▸ Problem requirements
Identify the lines that contain the string "JSON", then copy each of them.

▸ Working data
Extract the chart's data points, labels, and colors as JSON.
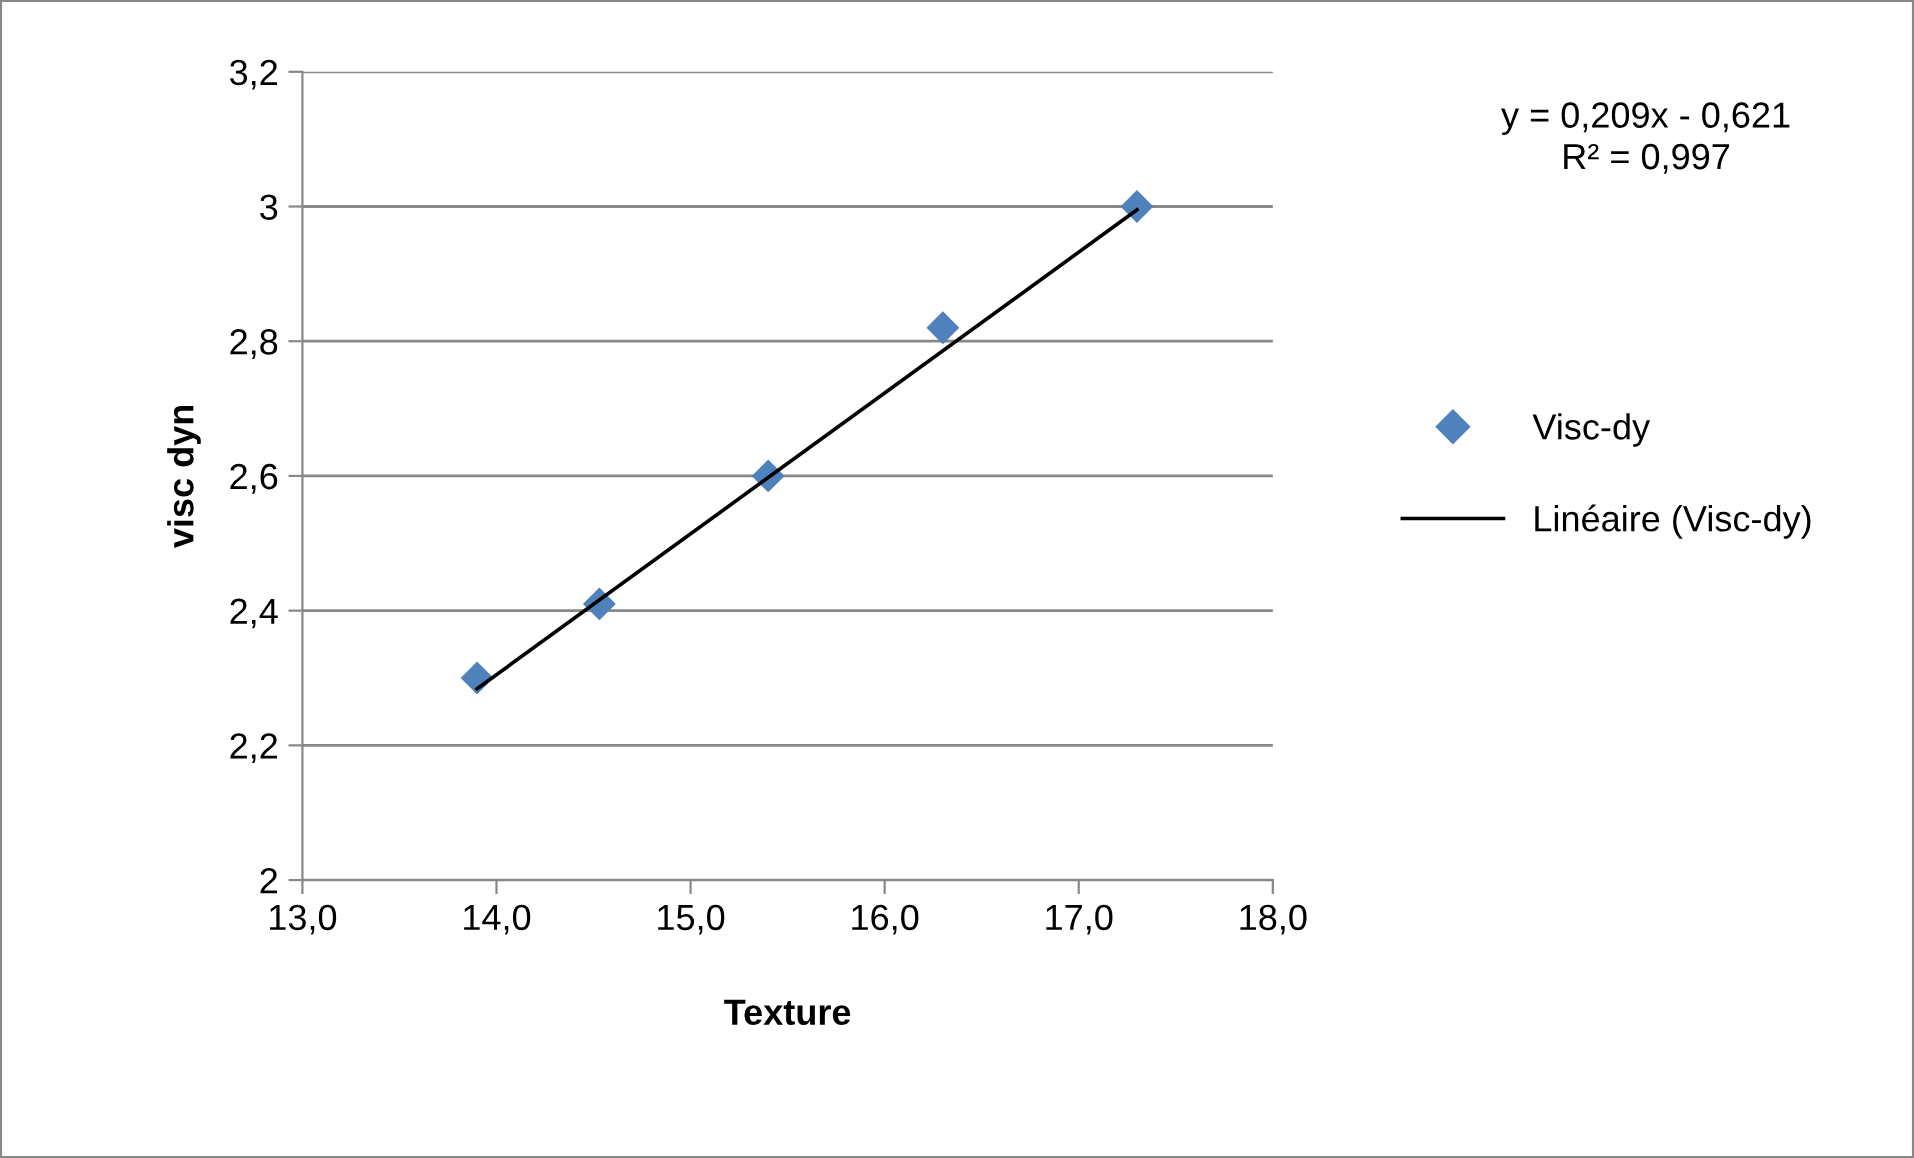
{
  "chart_data": {
    "type": "scatter",
    "xlabel": "Texture",
    "ylabel": "visc dyn",
    "series": [
      {
        "name": "Visc-dy",
        "color": "#4f81bd",
        "marker": "diamond",
        "x": [
          13.9,
          14.53,
          15.4,
          16.3,
          17.3
        ],
        "values": [
          2.3,
          2.41,
          2.6,
          2.82,
          3.0
        ]
      },
      {
        "name": "Linéaire (Visc-dy)",
        "type": "line",
        "color": "#000000",
        "line_style": "solid",
        "x": [
          13.9,
          17.3
        ],
        "values": [
          2.284,
          2.995
        ]
      }
    ],
    "xlim": [
      13.0,
      18.0
    ],
    "xticks": [
      {
        "value": 13,
        "label": "13,0"
      },
      {
        "value": 14,
        "label": "14,0"
      },
      {
        "value": 15,
        "label": "15,0"
      },
      {
        "value": 16,
        "label": "16,0"
      },
      {
        "value": 17,
        "label": "17,0"
      },
      {
        "value": 18,
        "label": "18,0"
      }
    ],
    "ylim": [
      2,
      3.2
    ],
    "yticks": [
      2,
      {
        "value": 2.2,
        "label": "2,2"
      },
      {
        "value": 2.4,
        "label": "2,4"
      },
      {
        "value": 2.6,
        "label": "2,6"
      },
      {
        "value": 2.8,
        "label": "2,8"
      },
      3,
      {
        "value": 3.2,
        "label": "3,2"
      }
    ],
    "grid": "y",
    "legend": "right",
    "annotations": [
      "y = 0,209x - 0,621\nR² = 0,997"
    ]
  }
}
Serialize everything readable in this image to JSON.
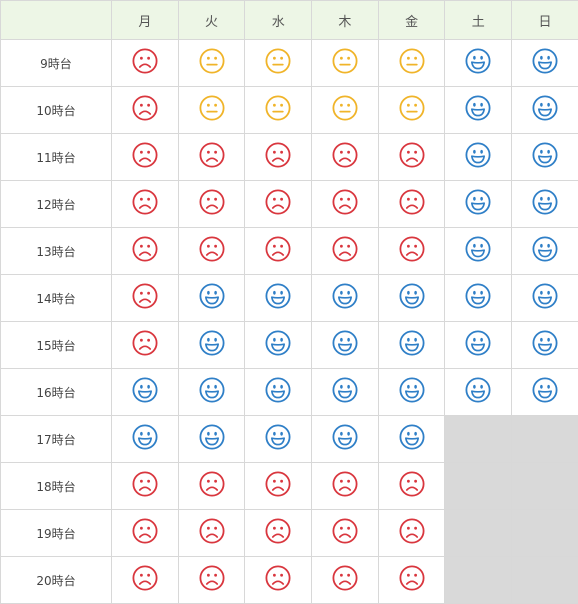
{
  "colors": {
    "happy": "#2f7fc7",
    "neutral": "#f0b429",
    "sad": "#d9363e",
    "header_bg": "#edf6e6",
    "closed_bg": "#d9d9d9"
  },
  "days": [
    "月",
    "火",
    "水",
    "木",
    "金",
    "土",
    "日"
  ],
  "rows": [
    {
      "time": "9時台",
      "slots": [
        "sad-icon",
        "neutral-icon",
        "neutral-icon",
        "neutral-icon",
        "neutral-icon",
        "happy-icon",
        "happy-icon"
      ]
    },
    {
      "time": "10時台",
      "slots": [
        "sad-icon",
        "neutral-icon",
        "neutral-icon",
        "neutral-icon",
        "neutral-icon",
        "happy-icon",
        "happy-icon"
      ]
    },
    {
      "time": "11時台",
      "slots": [
        "sad-icon",
        "sad-icon",
        "sad-icon",
        "sad-icon",
        "sad-icon",
        "happy-icon",
        "happy-icon"
      ]
    },
    {
      "time": "12時台",
      "slots": [
        "sad-icon",
        "sad-icon",
        "sad-icon",
        "sad-icon",
        "sad-icon",
        "happy-icon",
        "happy-icon"
      ]
    },
    {
      "time": "13時台",
      "slots": [
        "sad-icon",
        "sad-icon",
        "sad-icon",
        "sad-icon",
        "sad-icon",
        "happy-icon",
        "happy-icon"
      ]
    },
    {
      "time": "14時台",
      "slots": [
        "sad-icon",
        "happy-icon",
        "happy-icon",
        "happy-icon",
        "happy-icon",
        "happy-icon",
        "happy-icon"
      ]
    },
    {
      "time": "15時台",
      "slots": [
        "sad-icon",
        "happy-icon",
        "happy-icon",
        "happy-icon",
        "happy-icon",
        "happy-icon",
        "happy-icon"
      ]
    },
    {
      "time": "16時台",
      "slots": [
        "happy-icon",
        "happy-icon",
        "happy-icon",
        "happy-icon",
        "happy-icon",
        "happy-icon",
        "happy-icon"
      ]
    },
    {
      "time": "17時台",
      "slots": [
        "happy-icon",
        "happy-icon",
        "happy-icon",
        "happy-icon",
        "happy-icon",
        "closed",
        "closed"
      ]
    },
    {
      "time": "18時台",
      "slots": [
        "sad-icon",
        "sad-icon",
        "sad-icon",
        "sad-icon",
        "sad-icon",
        "closed",
        "closed"
      ]
    },
    {
      "time": "19時台",
      "slots": [
        "sad-icon",
        "sad-icon",
        "sad-icon",
        "sad-icon",
        "sad-icon",
        "closed",
        "closed"
      ]
    },
    {
      "time": "20時台",
      "slots": [
        "sad-icon",
        "sad-icon",
        "sad-icon",
        "sad-icon",
        "sad-icon",
        "closed",
        "closed"
      ]
    }
  ]
}
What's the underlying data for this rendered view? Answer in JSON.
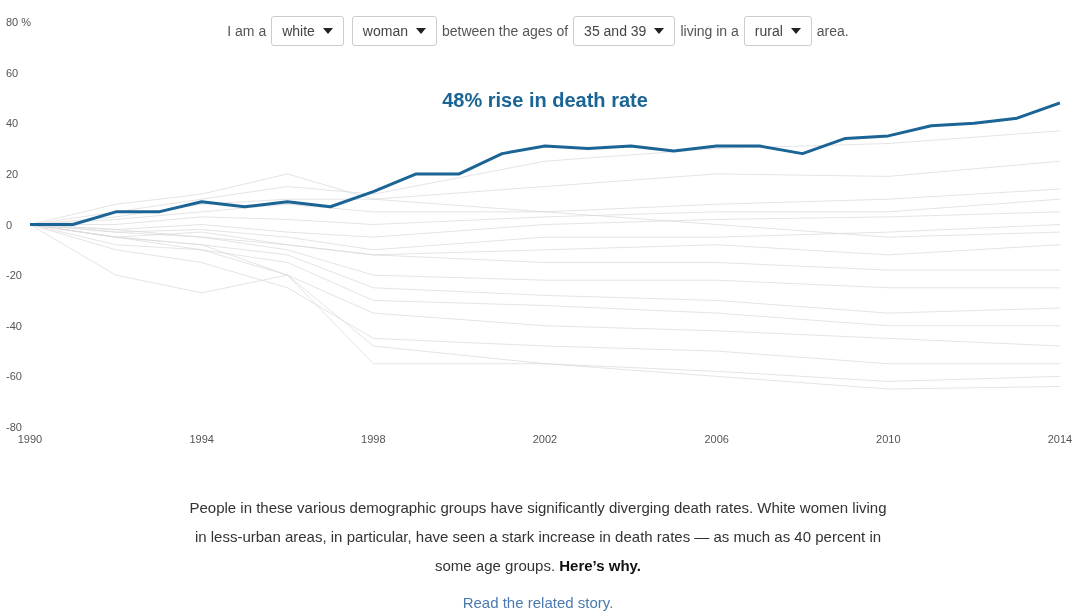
{
  "chart_data": {
    "type": "line",
    "x": [
      1990,
      1991,
      1992,
      1993,
      1994,
      1995,
      1996,
      1997,
      1998,
      1999,
      2000,
      2001,
      2002,
      2003,
      2004,
      2005,
      2006,
      2007,
      2008,
      2009,
      2010,
      2011,
      2012,
      2013,
      2014
    ],
    "xlim": [
      1990,
      2014
    ],
    "xticks": [
      1990,
      1994,
      1998,
      2002,
      2006,
      2010,
      2014
    ],
    "ylim": [
      -80,
      80
    ],
    "yticks": [
      -80,
      -60,
      -40,
      -20,
      0,
      20,
      40,
      60,
      {
        "value": 80,
        "label": "80 %"
      }
    ],
    "marker": "none",
    "line_style": "solid",
    "series": [
      {
        "color": "#d9d9d9",
        "x": [
          1990,
          1992,
          1994,
          1996,
          1998,
          2002,
          2006,
          2010,
          2014
        ],
        "values": [
          0,
          5,
          10,
          15,
          12,
          25,
          30,
          32,
          37
        ]
      },
      {
        "color": "#d9d9d9",
        "x": [
          1990,
          1992,
          1994,
          1996,
          1998,
          2002,
          2006,
          2010,
          2014
        ],
        "values": [
          0,
          3,
          8,
          10,
          10,
          15,
          20,
          19,
          25
        ]
      },
      {
        "color": "#d9d9d9",
        "x": [
          1990,
          1992,
          1994,
          1996,
          1998,
          2002,
          2006,
          2010,
          2014
        ],
        "values": [
          0,
          2,
          5,
          8,
          5,
          5,
          8,
          10,
          14
        ]
      },
      {
        "color": "#d9d9d9",
        "x": [
          1990,
          1992,
          1994,
          1996,
          1998,
          2002,
          2006,
          2010,
          2014
        ],
        "values": [
          0,
          0,
          3,
          2,
          0,
          3,
          5,
          5,
          10
        ]
      },
      {
        "color": "#d9d9d9",
        "x": [
          1990,
          1992,
          1994,
          1996,
          1998,
          2002,
          2006,
          2010,
          2014
        ],
        "values": [
          0,
          -2,
          0,
          -3,
          -5,
          0,
          2,
          3,
          5
        ]
      },
      {
        "color": "#d9d9d9",
        "x": [
          1990,
          1992,
          1994,
          1996,
          1998,
          2002,
          2006,
          2010,
          2014
        ],
        "values": [
          0,
          -3,
          -2,
          -5,
          -10,
          -5,
          -5,
          -3,
          0
        ]
      },
      {
        "color": "#d9d9d9",
        "x": [
          1990,
          1992,
          1994,
          1996,
          1998,
          2002,
          2006,
          2010,
          2014
        ],
        "values": [
          0,
          -5,
          -3,
          -8,
          -12,
          -10,
          -8,
          -12,
          -8
        ]
      },
      {
        "color": "#d9d9d9",
        "x": [
          1990,
          1992,
          1994,
          1996,
          1998,
          2002,
          2006,
          2010,
          2014
        ],
        "values": [
          0,
          -3,
          -5,
          -8,
          -12,
          -15,
          -15,
          -18,
          -18
        ]
      },
      {
        "color": "#d9d9d9",
        "x": [
          1990,
          1992,
          1994,
          1996,
          1998,
          2002,
          2006,
          2010,
          2014
        ],
        "values": [
          0,
          -2,
          -5,
          -10,
          -20,
          -22,
          -22,
          -25,
          -25
        ]
      },
      {
        "color": "#d9d9d9",
        "x": [
          1990,
          1992,
          1994,
          1996,
          1998,
          2002,
          2006,
          2010,
          2014
        ],
        "values": [
          0,
          -5,
          -8,
          -12,
          -25,
          -28,
          -30,
          -35,
          -33
        ]
      },
      {
        "color": "#d9d9d9",
        "x": [
          1990,
          1992,
          1994,
          1996,
          1998,
          2002,
          2006,
          2010,
          2014
        ],
        "values": [
          0,
          -8,
          -10,
          -15,
          -30,
          -32,
          -35,
          -40,
          -40
        ]
      },
      {
        "color": "#d9d9d9",
        "x": [
          1990,
          1992,
          1994,
          1996,
          1998,
          2002,
          2006,
          2010,
          2014
        ],
        "values": [
          0,
          -5,
          -10,
          -20,
          -35,
          -40,
          -42,
          -45,
          -48
        ]
      },
      {
        "color": "#d9d9d9",
        "x": [
          1990,
          1992,
          1994,
          1996,
          1998,
          2002,
          2006,
          2010,
          2014
        ],
        "values": [
          0,
          -10,
          -15,
          -25,
          -45,
          -48,
          -50,
          -55,
          -55
        ]
      },
      {
        "color": "#d9d9d9",
        "x": [
          1990,
          1992,
          1994,
          1996,
          1998,
          2002,
          2006,
          2010,
          2014
        ],
        "values": [
          0,
          -20,
          -27,
          -20,
          -55,
          -55,
          -58,
          -62,
          -60
        ]
      },
      {
        "color": "#d9d9d9",
        "x": [
          1990,
          1992,
          1994,
          1996,
          1998,
          2002,
          2006,
          2010,
          2014
        ],
        "values": [
          0,
          -5,
          -8,
          -20,
          -48,
          -55,
          -60,
          -65,
          -64
        ]
      },
      {
        "color": "#d9d9d9",
        "x": [
          1990,
          1992,
          1994,
          1996,
          1998,
          2002,
          2006,
          2010,
          2014
        ],
        "values": [
          0,
          8,
          12,
          20,
          10,
          5,
          0,
          -5,
          -3
        ]
      },
      {
        "color": "#1a6496",
        "values": [
          0,
          0,
          5,
          5,
          9,
          7,
          9,
          7,
          13,
          20,
          20,
          28,
          31,
          30,
          31,
          29,
          31,
          31,
          28,
          34,
          35,
          39,
          40,
          42,
          48
        ]
      }
    ],
    "annotations": [
      "I am a",
      "white",
      "woman",
      "between the ages of",
      "35 and 39",
      "living in a",
      "rural",
      "area.",
      "48% rise in death rate",
      "People in these various demographic groups have significantly diverging death rates. White women living in less-urban areas, in particular, have seen a stark increase in death rates — as much as 40 percent in some age groups.",
      "Here’s why.",
      "Read the related story."
    ]
  }
}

▸ Answer
Extract the chart's data points, labels, and colors as JSON.
Serialize everything readable in this image to JSON.
What's the underlying data for this rendered view? Answer in JSON.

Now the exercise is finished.